Task:
Repeat every line exactly, keeping the pictures out of the copy.

Extracted information:

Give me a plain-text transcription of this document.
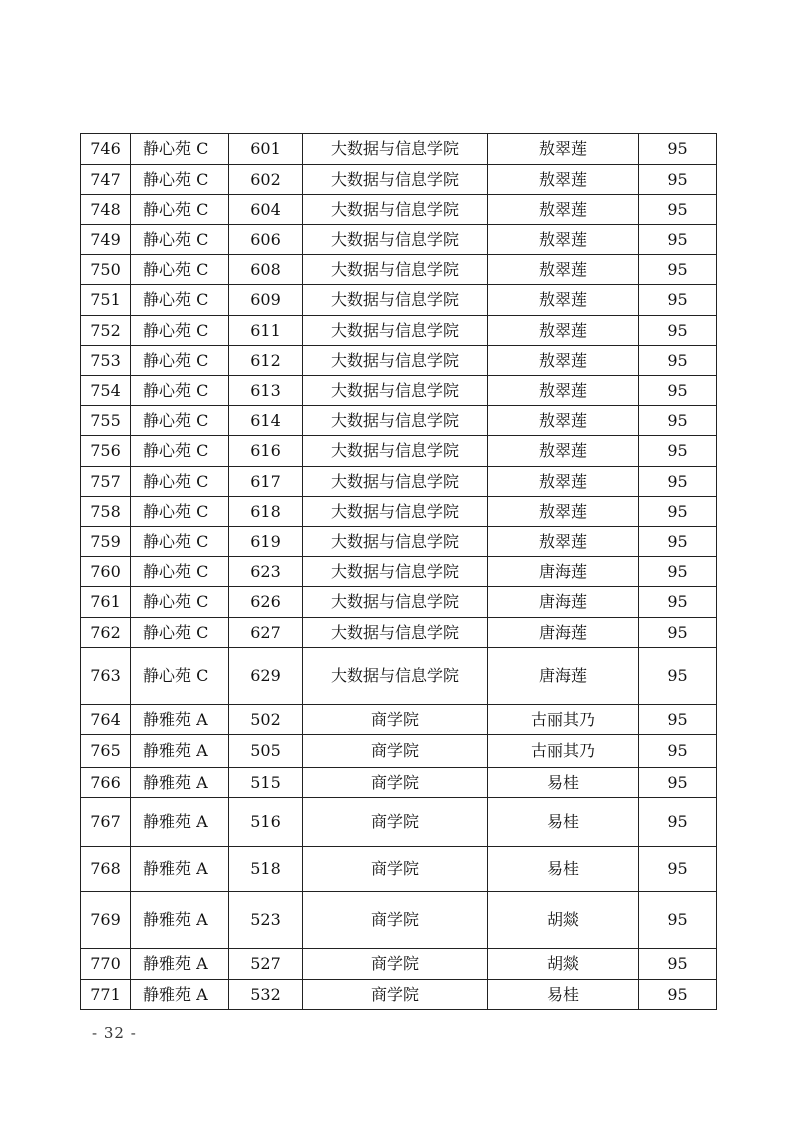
746	静心苑 C	601	大数据与信息学院	敖翠莲	95
747	静心苑 C	602	大数据与信息学院	敖翠莲	95
748	静心苑 C	604	大数据与信息学院	敖翠莲	95
749	静心苑 C	606	大数据与信息学院	敖翠莲	95
750	静心苑 C	608	大数据与信息学院	敖翠莲	95
751	静心苑 C	609	大数据与信息学院	敖翠莲	95
752	静心苑 C	611	大数据与信息学院	敖翠莲	95
753	静心苑 C	612	大数据与信息学院	敖翠莲	95
754	静心苑 C	613	大数据与信息学院	敖翠莲	95
755	静心苑 C	614	大数据与信息学院	敖翠莲	95
756	静心苑 C	616	大数据与信息学院	敖翠莲	95
757	静心苑 C	617	大数据与信息学院	敖翠莲	95
758	静心苑 C	618	大数据与信息学院	敖翠莲	95
759	静心苑 C	619	大数据与信息学院	敖翠莲	95
760	静心苑 C	623	大数据与信息学院	唐海莲	95
761	静心苑 C	626	大数据与信息学院	唐海莲	95
762	静心苑 C	627	大数据与信息学院	唐海莲	95
763	静心苑 C	629	大数据与信息学院	唐海莲	95
764	静雅苑 A	502	商学院	古丽其乃	95
765	静雅苑 A	505	商学院	古丽其乃	95
766	静雅苑 A	515	商学院	易桂	95
767	静雅苑 A	516	商学院	易桂	95
768	静雅苑 A	518	商学院	易桂	95
769	静雅苑 A	523	商学院	胡燚	95
770	静雅苑 A	527	商学院	胡燚	95
771	静雅苑 A	532	商学院	易桂	95
- 32 -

Output of the task:
Give me a plain-text transcription of this document.
746	静心苑 C	601	大数据与信息学院	敖翠莲	95
747	静心苑 C	602	大数据与信息学院	敖翠莲	95
748	静心苑 C	604	大数据与信息学院	敖翠莲	95
749	静心苑 C	606	大数据与信息学院	敖翠莲	95
750	静心苑 C	608	大数据与信息学院	敖翠莲	95
751	静心苑 C	609	大数据与信息学院	敖翠莲	95
752	静心苑 C	611	大数据与信息学院	敖翠莲	95
753	静心苑 C	612	大数据与信息学院	敖翠莲	95
754	静心苑 C	613	大数据与信息学院	敖翠莲	95
755	静心苑 C	614	大数据与信息学院	敖翠莲	95
756	静心苑 C	616	大数据与信息学院	敖翠莲	95
757	静心苑 C	617	大数据与信息学院	敖翠莲	95
758	静心苑 C	618	大数据与信息学院	敖翠莲	95
759	静心苑 C	619	大数据与信息学院	敖翠莲	95
760	静心苑 C	623	大数据与信息学院	唐海莲	95
761	静心苑 C	626	大数据与信息学院	唐海莲	95
762	静心苑 C	627	大数据与信息学院	唐海莲	95
763	静心苑 C	629	大数据与信息学院	唐海莲	95
764	静雅苑 A	502	商学院	古丽其乃	95
765	静雅苑 A	505	商学院	古丽其乃	95
766	静雅苑 A	515	商学院	易桂	95
767	静雅苑 A	516	商学院	易桂	95
768	静雅苑 A	518	商学院	易桂	95
769	静雅苑 A	523	商学院	胡燚	95
770	静雅苑 A	527	商学院	胡燚	95
771	静雅苑 A	532	商学院	易桂	95
- 32 -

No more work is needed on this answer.